Task data
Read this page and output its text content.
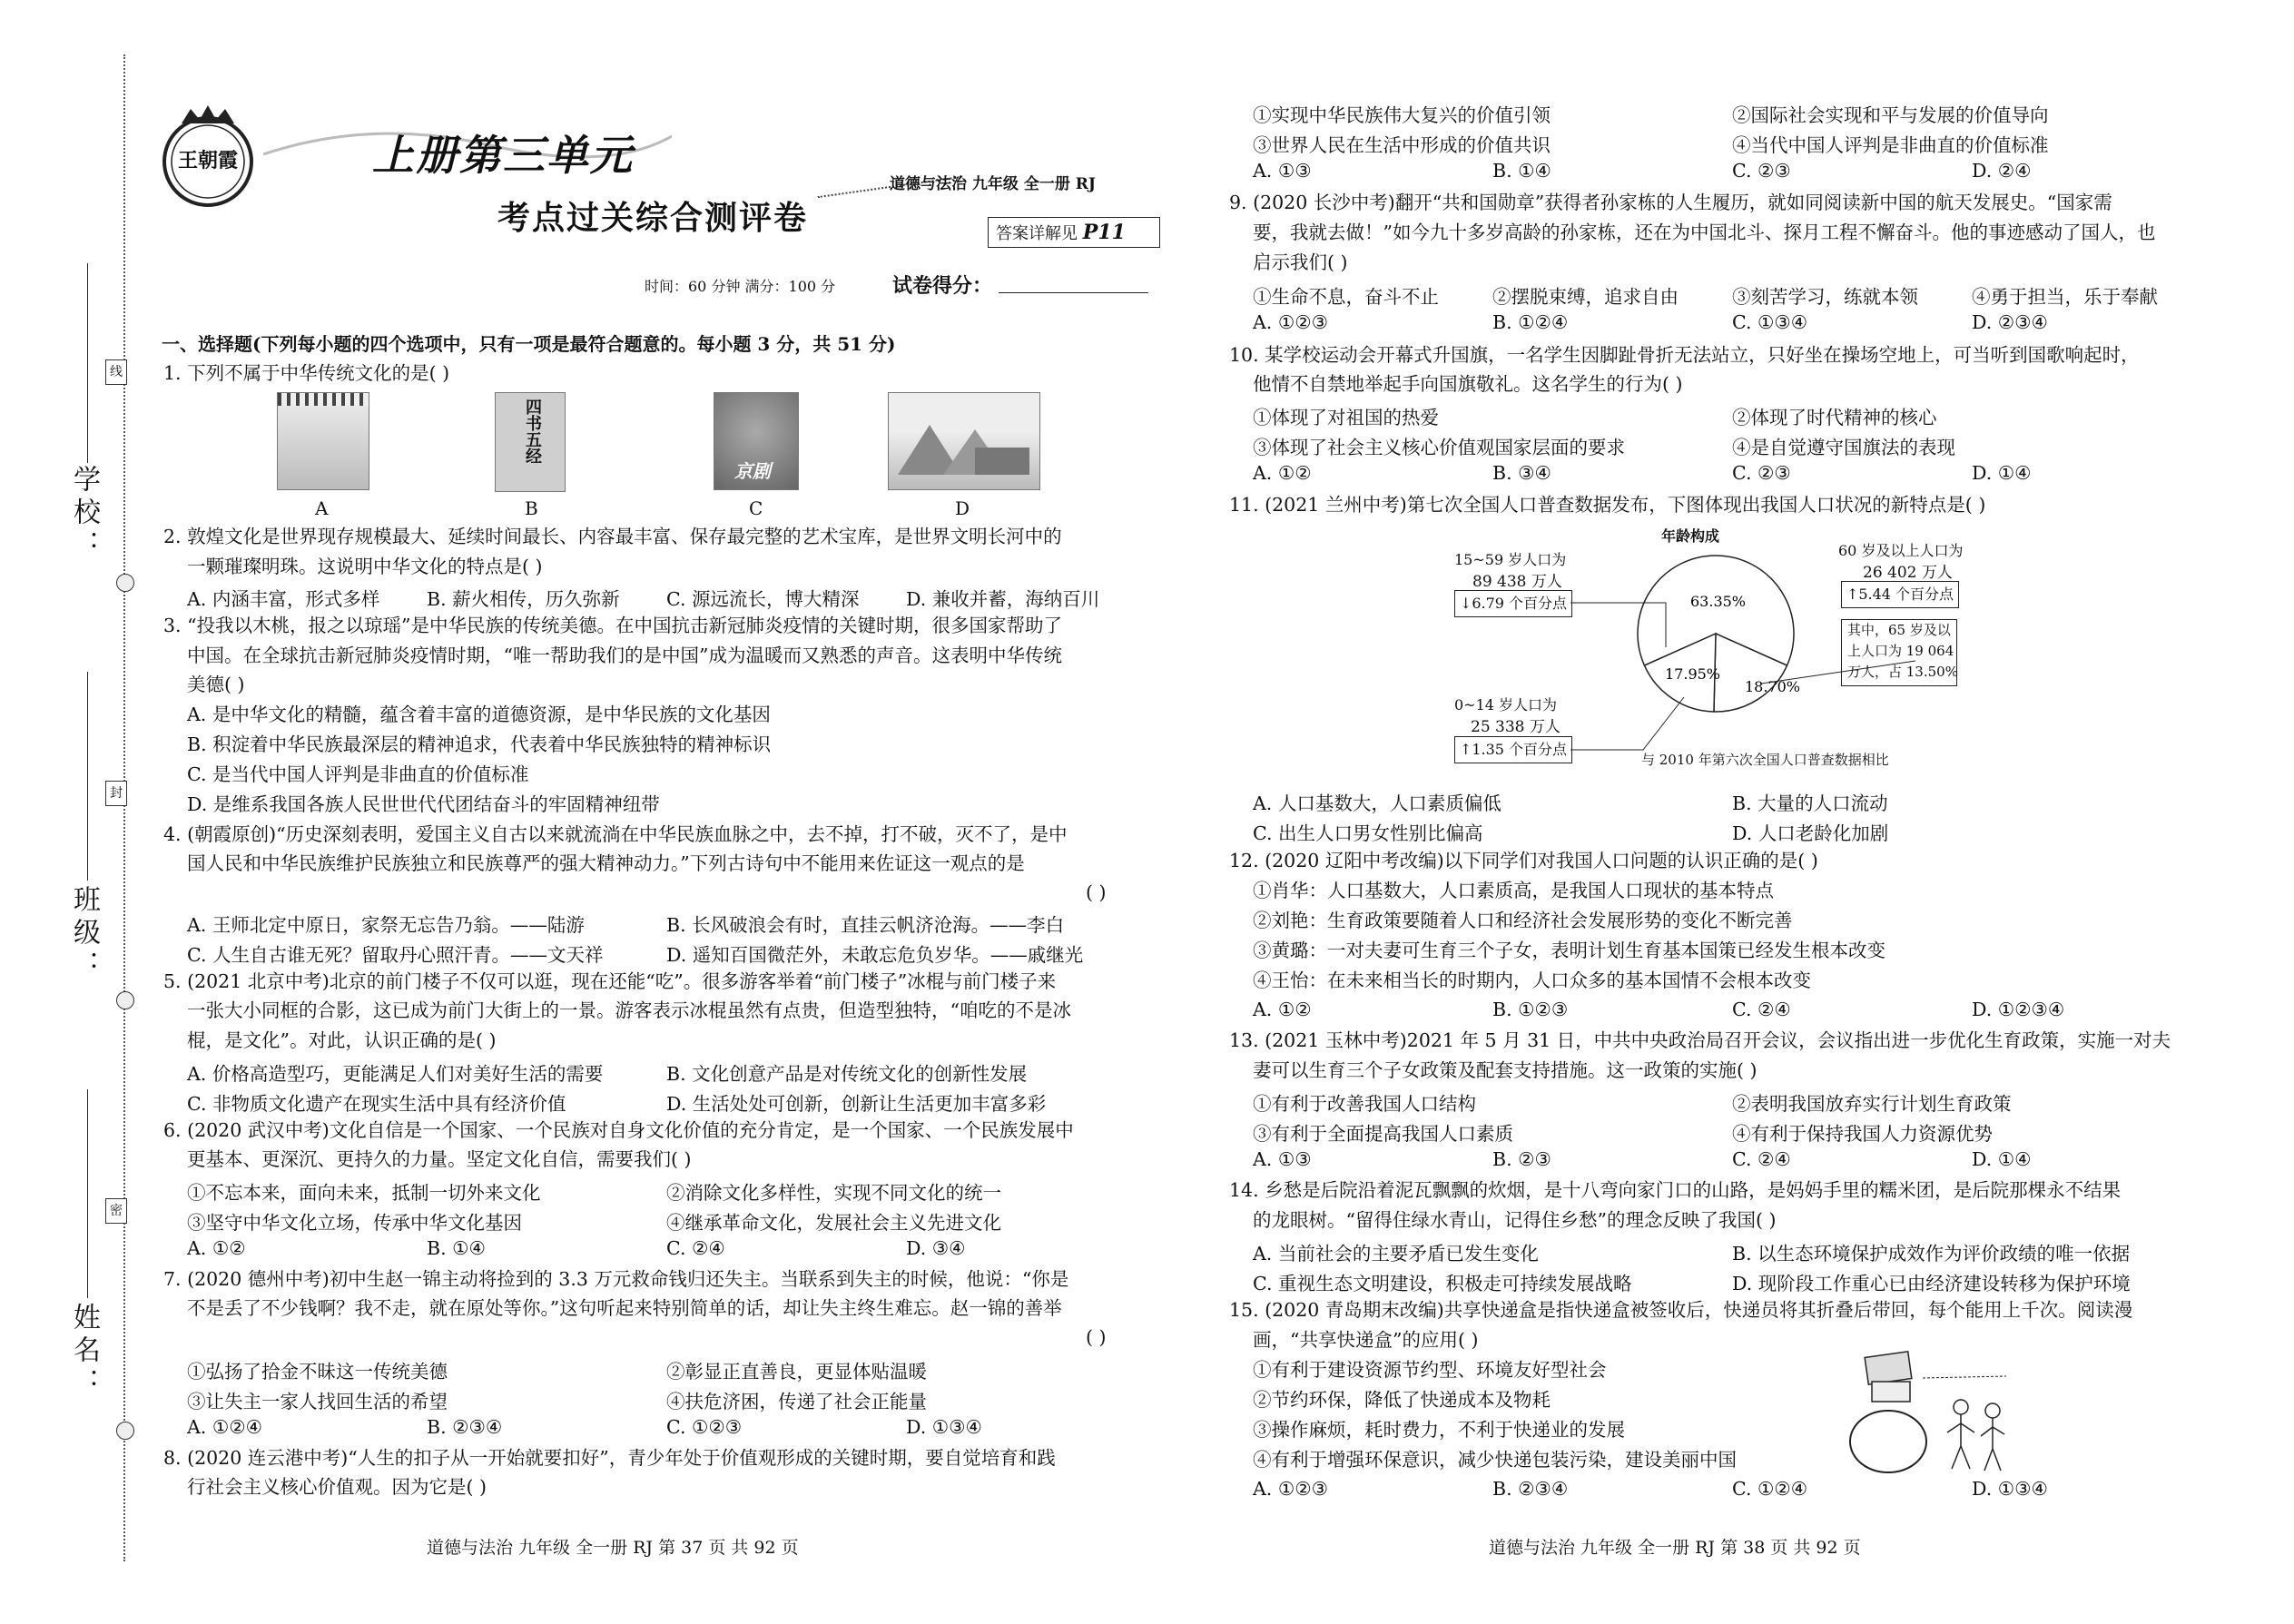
线
封
密
学校：
班级：
姓名：
王朝霞	上册第三单元
考点过关综合测评卷
道德与法治 九年级 全一册 RJ
答案详解见 P11
时间：60 分钟 满分：100 分	试卷得分：
一、选择题(下列每小题的四个选项中，只有一项是最符合题意的。每小题 3 分，共 51 分)
1. 下列不属于中华传统文化的是( )
四书五经
京剧
A	B	C	D
2. 敦煌文化是世界现存规模最大、延续时间最长、内容最丰富、保存最完整的艺术宝库，是世界文明长河中的
一颗璀璨明珠。这说明中华文化的特点是( )
A. 内涵丰富，形式多样	B. 薪火相传，历久弥新	C. 源远流长，博大精深	D. 兼收并蓄，海纳百川
3. “投我以木桃，报之以琼瑶”是中华民族的传统美德。在中国抗击新冠肺炎疫情的关键时期，很多国家帮助了
中国。在全球抗击新冠肺炎疫情时期，“唯一帮助我们的是中国”成为温暖而又熟悉的声音。这表明中华传统
美德( )
A. 是中华文化的精髓，蕴含着丰富的道德资源，是中华民族的文化基因
B. 积淀着中华民族最深层的精神追求，代表着中华民族独特的精神标识
C. 是当代中国人评判是非曲直的价值标准
D. 是维系我国各族人民世世代代团结奋斗的牢固精神纽带
4. (朝霞原创)“历史深刻表明，爱国主义自古以来就流淌在中华民族血脉之中，去不掉，打不破，灭不了，是中
国人民和中华民族维护民族独立和民族尊严的强大精神动力。”下列古诗句中不能用来佐证这一观点的是
( )
A. 王师北定中原日，家祭无忘告乃翁。——陆游	B. 长风破浪会有时，直挂云帆济沧海。——李白
C. 人生自古谁无死？留取丹心照汗青。——文天祥	D. 遥知百国微茫外，未敢忘危负岁华。——戚继光
5. (2021 北京中考)北京的前门楼子不仅可以逛，现在还能“吃”。很多游客举着“前门楼子”冰棍与前门楼子来
一张大小同框的合影，这已成为前门大街上的一景。游客表示冰棍虽然有点贵，但造型独特，“咱吃的不是冰
棍，是文化”。对此，认识正确的是( )
A. 价格高造型巧，更能满足人们对美好生活的需要	B. 文化创意产品是对传统文化的创新性发展
C. 非物质文化遗产在现实生活中具有经济价值	D. 生活处处可创新，创新让生活更加丰富多彩
6. (2020 武汉中考)文化自信是一个国家、一个民族对自身文化价值的充分肯定，是一个国家、一个民族发展中
更基本、更深沉、更持久的力量。坚定文化自信，需要我们( )
①不忘本来，面向未来，抵制一切外来文化	②消除文化多样性，实现不同文化的统一
③坚守中华文化立场，传承中华文化基因	④继承革命文化，发展社会主义先进文化
A. ①②	B. ①④	C. ②④	D. ③④
7. (2020 德州中考)初中生赵一锦主动将捡到的 3.3 万元救命钱归还失主。当联系到失主的时候，他说：“你是
不是丢了不少钱啊？我不走，就在原处等你。”这句听起来特别简单的话，却让失主终生难忘。赵一锦的善举
( )
①弘扬了拾金不昧这一传统美德	②彰显正直善良，更显体贴温暖
③让失主一家人找回生活的希望	④扶危济困，传递了社会正能量
A. ①②④	B. ②③④	C. ①②③	D. ①③④
8. (2020 连云港中考)“人生的扣子从一开始就要扣好”，青少年处于价值观形成的关键时期，要自觉培育和践
行社会主义核心价值观。因为它是( )
道德与法治 九年级 全一册 RJ 第 37 页 共 92 页
①实现中华民族伟大复兴的价值引领	②国际社会实现和平与发展的价值导向
③世界人民在生活中形成的价值共识	④当代中国人评判是非曲直的价值标准
A. ①③	B. ①④	C. ②③	D. ②④
9. (2020 长沙中考)翻开“共和国勋章”获得者孙家栋的人生履历，就如同阅读新中国的航天发展史。“国家需
要，我就去做！”如今九十多岁高龄的孙家栋，还在为中国北斗、探月工程不懈奋斗。他的事迹感动了国人，也
启示我们( )
①生命不息，奋斗不止	②摆脱束缚，追求自由	③刻苦学习，练就本领	④勇于担当，乐于奉献
A. ①②③	B. ①②④	C. ①③④	D. ②③④
10. 某学校运动会开幕式升国旗，一名学生因脚趾骨折无法站立，只好坐在操场空地上，可当听到国歌响起时，
他情不自禁地举起手向国旗敬礼。这名学生的行为( )
①体现了对祖国的热爱	②体现了时代精神的核心
③体现了社会主义核心价值观国家层面的要求	④是自觉遵守国旗法的表现
A. ①②	B. ③④	C. ②③	D. ①④
11. (2021 兰州中考)第七次全国人口普查数据发布，下图体现出我国人口状况的新特点是( )
年龄构成
63.35%
18.70%
17.95%
15~59 岁人口为
89 438 万人
↓6.79 个百分点
60 岁及以上人口为
26 402 万人
↑5.44 个百分点
其中，65 岁及以
上人口为 19 064
万人，占 13.50%
0~14 岁人口为
25 338 万人
↑1.35 个百分点
与 2010 年第六次全国人口普查数据相比
A. 人口基数大，人口素质偏低	B. 大量的人口流动
C. 出生人口男女性别比偏高	D. 人口老龄化加剧
12. (2020 辽阳中考改编)以下同学们对我国人口问题的认识正确的是( )
①肖华：人口基数大，人口素质高，是我国人口现状的基本特点
②刘艳：生育政策要随着人口和经济社会发展形势的变化不断完善
③黄璐：一对夫妻可生育三个子女，表明计划生育基本国策已经发生根本改变
④王怡：在未来相当长的时期内，人口众多的基本国情不会根本改变
A. ①②	B. ①②③	C. ②④	D. ①②③④
13. (2021 玉林中考)2021 年 5 月 31 日，中共中央政治局召开会议，会议指出进一步优化生育政策，实施一对夫
妻可以生育三个子女政策及配套支持措施。这一政策的实施( )
①有利于改善我国人口结构	②表明我国放弃实行计划生育政策
③有利于全面提高我国人口素质	④有利于保持我国人力资源优势
A. ①③	B. ②③	C. ②④	D. ①④
14. 乡愁是后院沿着泥瓦飘飘的炊烟，是十八弯向家门口的山路，是妈妈手里的糯米团，是后院那棵永不结果
的龙眼树。“留得住绿水青山，记得住乡愁”的理念反映了我国( )
A. 当前社会的主要矛盾已发生变化	B. 以生态环境保护成效作为评价政绩的唯一依据
C. 重视生态文明建设，积极走可持续发展战略	D. 现阶段工作重心已由经济建设转移为保护环境
15. (2020 青岛期末改编)共享快递盒是指快递盒被签收后，快递员将其折叠后带回，每个能用上千次。阅读漫
画，“共享快递盒”的应用( )
①有利于建设资源节约型、环境友好型社会
②节约环保，降低了快递成本及物耗
③操作麻烦，耗时费力，不利于快递业的发展
④有利于增强环保意识，减少快递包装污染，建设美丽中国
A. ①②③	B. ②③④	C. ①②④	D. ①③④
道德与法治 九年级 全一册 RJ 第 38 页 共 92 页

Problem details
Repeat the lines above exactly, and keep every picture out.

Solution to the problem
Read this page and output its text content.
线
封
密
学校：
班级：
姓名：
王朝霞	上册第三单元
考点过关综合测评卷
道德与法治 九年级 全一册 RJ
答案详解见 P11
时间：60 分钟 满分：100 分	试卷得分：
一、选择题(下列每小题的四个选项中，只有一项是最符合题意的。每小题 3 分，共 51 分)
1. 下列不属于中华传统文化的是( )
四书五经
京剧
A	B	C	D
2. 敦煌文化是世界现存规模最大、延续时间最长、内容最丰富、保存最完整的艺术宝库，是世界文明长河中的
一颗璀璨明珠。这说明中华文化的特点是( )
A. 内涵丰富，形式多样	B. 薪火相传，历久弥新	C. 源远流长，博大精深	D. 兼收并蓄，海纳百川
3. “投我以木桃，报之以琼瑶”是中华民族的传统美德。在中国抗击新冠肺炎疫情的关键时期，很多国家帮助了
中国。在全球抗击新冠肺炎疫情时期，“唯一帮助我们的是中国”成为温暖而又熟悉的声音。这表明中华传统
美德( )
A. 是中华文化的精髓，蕴含着丰富的道德资源，是中华民族的文化基因
B. 积淀着中华民族最深层的精神追求，代表着中华民族独特的精神标识
C. 是当代中国人评判是非曲直的价值标准
D. 是维系我国各族人民世世代代团结奋斗的牢固精神纽带
4. (朝霞原创)“历史深刻表明，爱国主义自古以来就流淌在中华民族血脉之中，去不掉，打不破，灭不了，是中
国人民和中华民族维护民族独立和民族尊严的强大精神动力。”下列古诗句中不能用来佐证这一观点的是
( )
A. 王师北定中原日，家祭无忘告乃翁。——陆游	B. 长风破浪会有时，直挂云帆济沧海。——李白
C. 人生自古谁无死？留取丹心照汗青。——文天祥	D. 遥知百国微茫外，未敢忘危负岁华。——戚继光
5. (2021 北京中考)北京的前门楼子不仅可以逛，现在还能“吃”。很多游客举着“前门楼子”冰棍与前门楼子来
一张大小同框的合影，这已成为前门大街上的一景。游客表示冰棍虽然有点贵，但造型独特，“咱吃的不是冰
棍，是文化”。对此，认识正确的是( )
A. 价格高造型巧，更能满足人们对美好生活的需要	B. 文化创意产品是对传统文化的创新性发展
C. 非物质文化遗产在现实生活中具有经济价值	D. 生活处处可创新，创新让生活更加丰富多彩
6. (2020 武汉中考)文化自信是一个国家、一个民族对自身文化价值的充分肯定，是一个国家、一个民族发展中
更基本、更深沉、更持久的力量。坚定文化自信，需要我们( )
①不忘本来，面向未来，抵制一切外来文化	②消除文化多样性，实现不同文化的统一
③坚守中华文化立场，传承中华文化基因	④继承革命文化，发展社会主义先进文化
A. ①②	B. ①④	C. ②④	D. ③④
7. (2020 德州中考)初中生赵一锦主动将捡到的 3.3 万元救命钱归还失主。当联系到失主的时候，他说：“你是
不是丢了不少钱啊？我不走，就在原处等你。”这句听起来特别简单的话，却让失主终生难忘。赵一锦的善举
( )
①弘扬了拾金不昧这一传统美德	②彰显正直善良，更显体贴温暖
③让失主一家人找回生活的希望	④扶危济困，传递了社会正能量
A. ①②④	B. ②③④	C. ①②③	D. ①③④
8. (2020 连云港中考)“人生的扣子从一开始就要扣好”，青少年处于价值观形成的关键时期，要自觉培育和践
行社会主义核心价值观。因为它是( )
道德与法治 九年级 全一册 RJ 第 37 页 共 92 页
①实现中华民族伟大复兴的价值引领	②国际社会实现和平与发展的价值导向
③世界人民在生活中形成的价值共识	④当代中国人评判是非曲直的价值标准
A. ①③	B. ①④	C. ②③	D. ②④
9. (2020 长沙中考)翻开“共和国勋章”获得者孙家栋的人生履历，就如同阅读新中国的航天发展史。“国家需
要，我就去做！”如今九十多岁高龄的孙家栋，还在为中国北斗、探月工程不懈奋斗。他的事迹感动了国人，也
启示我们( )
①生命不息，奋斗不止	②摆脱束缚，追求自由	③刻苦学习，练就本领	④勇于担当，乐于奉献
A. ①②③	B. ①②④	C. ①③④	D. ②③④
10. 某学校运动会开幕式升国旗，一名学生因脚趾骨折无法站立，只好坐在操场空地上，可当听到国歌响起时，
他情不自禁地举起手向国旗敬礼。这名学生的行为( )
①体现了对祖国的热爱	②体现了时代精神的核心
③体现了社会主义核心价值观国家层面的要求	④是自觉遵守国旗法的表现
A. ①②	B. ③④	C. ②③	D. ①④
11. (2021 兰州中考)第七次全国人口普查数据发布，下图体现出我国人口状况的新特点是( )
年龄构成
63.35%
18.70%
17.95%
15~59 岁人口为
89 438 万人
↓6.79 个百分点
60 岁及以上人口为
26 402 万人
↑5.44 个百分点
其中，65 岁及以
上人口为 19 064
万人，占 13.50%
0~14 岁人口为
25 338 万人
↑1.35 个百分点
与 2010 年第六次全国人口普查数据相比
A. 人口基数大，人口素质偏低	B. 大量的人口流动
C. 出生人口男女性别比偏高	D. 人口老龄化加剧
12. (2020 辽阳中考改编)以下同学们对我国人口问题的认识正确的是( )
①肖华：人口基数大，人口素质高，是我国人口现状的基本特点
②刘艳：生育政策要随着人口和经济社会发展形势的变化不断完善
③黄璐：一对夫妻可生育三个子女，表明计划生育基本国策已经发生根本改变
④王怡：在未来相当长的时期内，人口众多的基本国情不会根本改变
A. ①②	B. ①②③	C. ②④	D. ①②③④
13. (2021 玉林中考)2021 年 5 月 31 日，中共中央政治局召开会议，会议指出进一步优化生育政策，实施一对夫
妻可以生育三个子女政策及配套支持措施。这一政策的实施( )
①有利于改善我国人口结构	②表明我国放弃实行计划生育政策
③有利于全面提高我国人口素质	④有利于保持我国人力资源优势
A. ①③	B. ②③	C. ②④	D. ①④
14. 乡愁是后院沿着泥瓦飘飘的炊烟，是十八弯向家门口的山路，是妈妈手里的糯米团，是后院那棵永不结果
的龙眼树。“留得住绿水青山，记得住乡愁”的理念反映了我国( )
A. 当前社会的主要矛盾已发生变化	B. 以生态环境保护成效作为评价政绩的唯一依据
C. 重视生态文明建设，积极走可持续发展战略	D. 现阶段工作重心已由经济建设转移为保护环境
15. (2020 青岛期末改编)共享快递盒是指快递盒被签收后，快递员将其折叠后带回，每个能用上千次。阅读漫
画，“共享快递盒”的应用( )
①有利于建设资源节约型、环境友好型社会
②节约环保，降低了快递成本及物耗
③操作麻烦，耗时费力，不利于快递业的发展
④有利于增强环保意识，减少快递包装污染，建设美丽中国
A. ①②③	B. ②③④	C. ①②④	D. ①③④
道德与法治 九年级 全一册 RJ 第 38 页 共 92 页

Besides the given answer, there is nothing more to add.